● Records:
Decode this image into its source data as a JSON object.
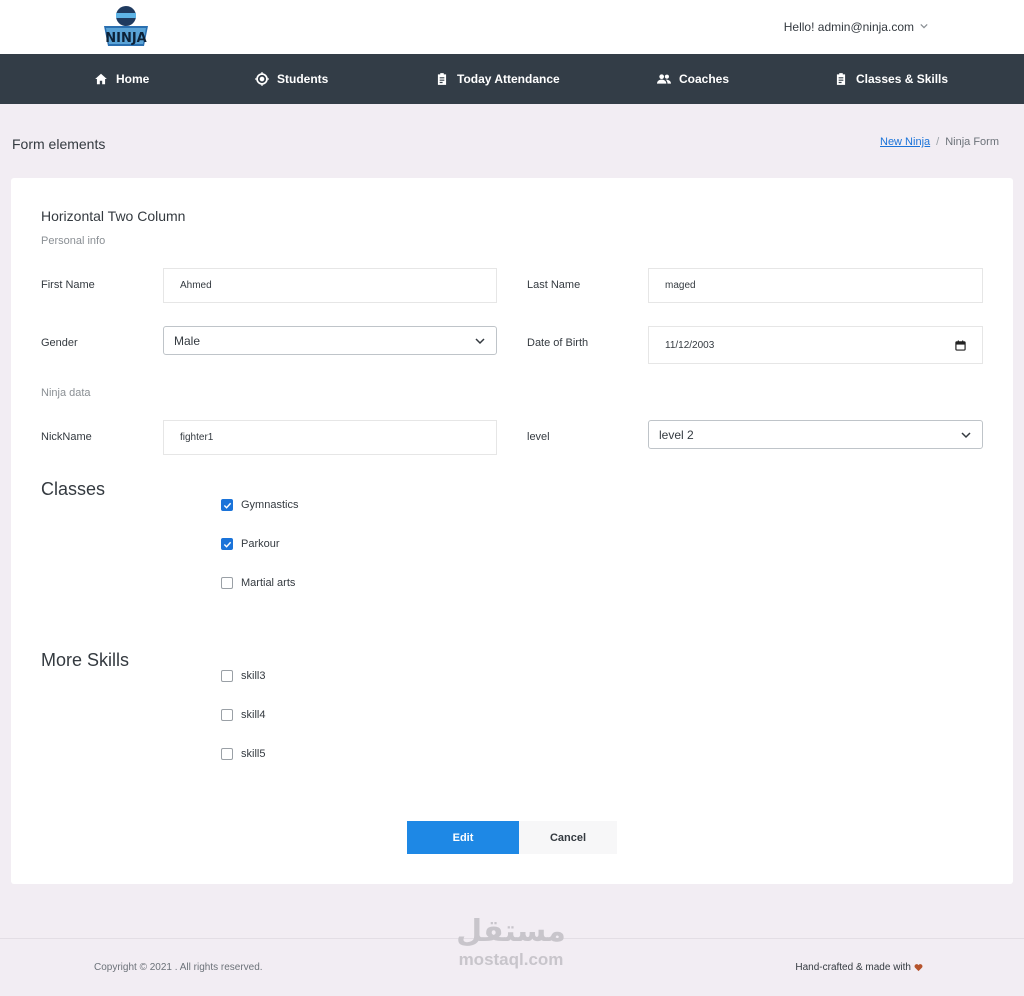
{
  "header": {
    "user_greeting": "Hello! admin@ninja.com",
    "logo_text": "NINJA"
  },
  "nav": {
    "items": [
      {
        "label": "Home",
        "icon": "home-icon"
      },
      {
        "label": "Students",
        "icon": "target-icon"
      },
      {
        "label": "Today Attendance",
        "icon": "clipboard-icon"
      },
      {
        "label": "Coaches",
        "icon": "people-icon"
      },
      {
        "label": "Classes & Skills",
        "icon": "clipboard-icon"
      }
    ]
  },
  "page": {
    "title": "Form elements",
    "breadcrumb": {
      "link": "New Ninja",
      "separator": "/",
      "current": "Ninja Form"
    }
  },
  "form": {
    "title": "Horizontal Two Column",
    "personal_section": "Personal info",
    "first_name": {
      "label": "First Name",
      "value": "Ahmed"
    },
    "last_name": {
      "label": "Last Name",
      "value": "maged"
    },
    "gender": {
      "label": "Gender",
      "value": "Male"
    },
    "dob": {
      "label": "Date of Birth",
      "value": "11/12/2003"
    },
    "ninja_section": "Ninja data",
    "nickname": {
      "label": "NickName",
      "value": "fighter1"
    },
    "level": {
      "label": "level",
      "value": "level 2"
    },
    "classes": {
      "heading": "Classes",
      "items": [
        {
          "label": "Gymnastics",
          "checked": true
        },
        {
          "label": "Parkour",
          "checked": true
        },
        {
          "label": "Martial arts",
          "checked": false
        }
      ]
    },
    "skills": {
      "heading": "More Skills",
      "items": [
        {
          "label": "skill3",
          "checked": false
        },
        {
          "label": "skill4",
          "checked": false
        },
        {
          "label": "skill5",
          "checked": false
        }
      ]
    },
    "edit_label": "Edit",
    "cancel_label": "Cancel"
  },
  "footer": {
    "copyright": "Copyright © 2021 . All rights reserved.",
    "credit": "Hand-crafted & made with"
  },
  "watermark": {
    "arabic": "مستقل",
    "latin": "mostaql.com"
  },
  "colors": {
    "navbar": "#333d47",
    "primary": "#1e88e5",
    "background": "#f2edf3",
    "heart": "#b5532c"
  }
}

● Do this: Transcribe the material exactly, keeping every word and none of the pictures.

● Solution for this exercise:
Decode this image into its source data as a JSON object.
{
  "header": {
    "user_greeting": "Hello! admin@ninja.com",
    "logo_text": "NINJA"
  },
  "nav": {
    "items": [
      {
        "label": "Home",
        "icon": "home-icon"
      },
      {
        "label": "Students",
        "icon": "target-icon"
      },
      {
        "label": "Today Attendance",
        "icon": "clipboard-icon"
      },
      {
        "label": "Coaches",
        "icon": "people-icon"
      },
      {
        "label": "Classes & Skills",
        "icon": "clipboard-icon"
      }
    ]
  },
  "page": {
    "title": "Form elements",
    "breadcrumb": {
      "link": "New Ninja",
      "separator": "/",
      "current": "Ninja Form"
    }
  },
  "form": {
    "title": "Horizontal Two Column",
    "personal_section": "Personal info",
    "first_name": {
      "label": "First Name",
      "value": "Ahmed"
    },
    "last_name": {
      "label": "Last Name",
      "value": "maged"
    },
    "gender": {
      "label": "Gender",
      "value": "Male"
    },
    "dob": {
      "label": "Date of Birth",
      "value": "11/12/2003"
    },
    "ninja_section": "Ninja data",
    "nickname": {
      "label": "NickName",
      "value": "fighter1"
    },
    "level": {
      "label": "level",
      "value": "level 2"
    },
    "classes": {
      "heading": "Classes",
      "items": [
        {
          "label": "Gymnastics",
          "checked": true
        },
        {
          "label": "Parkour",
          "checked": true
        },
        {
          "label": "Martial arts",
          "checked": false
        }
      ]
    },
    "skills": {
      "heading": "More Skills",
      "items": [
        {
          "label": "skill3",
          "checked": false
        },
        {
          "label": "skill4",
          "checked": false
        },
        {
          "label": "skill5",
          "checked": false
        }
      ]
    },
    "edit_label": "Edit",
    "cancel_label": "Cancel"
  },
  "footer": {
    "copyright": "Copyright © 2021 . All rights reserved.",
    "credit": "Hand-crafted & made with"
  },
  "watermark": {
    "arabic": "مستقل",
    "latin": "mostaql.com"
  },
  "colors": {
    "navbar": "#333d47",
    "primary": "#1e88e5",
    "background": "#f2edf3",
    "heart": "#b5532c"
  }
}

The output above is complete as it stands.